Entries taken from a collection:
++++++++++++++++++++

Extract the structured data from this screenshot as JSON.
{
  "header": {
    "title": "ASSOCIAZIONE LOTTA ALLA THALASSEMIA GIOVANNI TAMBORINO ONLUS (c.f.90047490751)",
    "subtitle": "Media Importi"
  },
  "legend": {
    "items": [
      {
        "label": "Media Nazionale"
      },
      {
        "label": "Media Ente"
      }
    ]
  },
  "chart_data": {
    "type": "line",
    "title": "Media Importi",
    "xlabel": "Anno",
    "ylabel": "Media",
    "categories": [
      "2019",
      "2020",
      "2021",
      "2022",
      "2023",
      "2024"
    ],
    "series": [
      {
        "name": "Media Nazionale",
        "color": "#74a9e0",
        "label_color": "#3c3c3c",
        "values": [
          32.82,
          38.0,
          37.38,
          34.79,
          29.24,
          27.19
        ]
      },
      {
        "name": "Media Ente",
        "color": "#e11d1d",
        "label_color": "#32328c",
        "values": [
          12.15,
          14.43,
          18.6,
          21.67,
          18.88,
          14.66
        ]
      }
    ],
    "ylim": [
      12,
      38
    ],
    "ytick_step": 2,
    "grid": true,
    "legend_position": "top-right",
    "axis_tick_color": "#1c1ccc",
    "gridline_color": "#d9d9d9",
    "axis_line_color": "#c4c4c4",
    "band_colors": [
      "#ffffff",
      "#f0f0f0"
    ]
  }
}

++++++++++++++++++++

» **EXERCISE**:
Pull out all lines in the data above that include "Media".

» **TASK OUTPUT**:
    "subtitle": "Media Importi"
        "label": "Media Nazionale"
        "label": "Media Ente"
    "title": "Media Importi",
    "ylabel": "Media",
        "name": "Media Nazionale",
        "name": "Media Ente",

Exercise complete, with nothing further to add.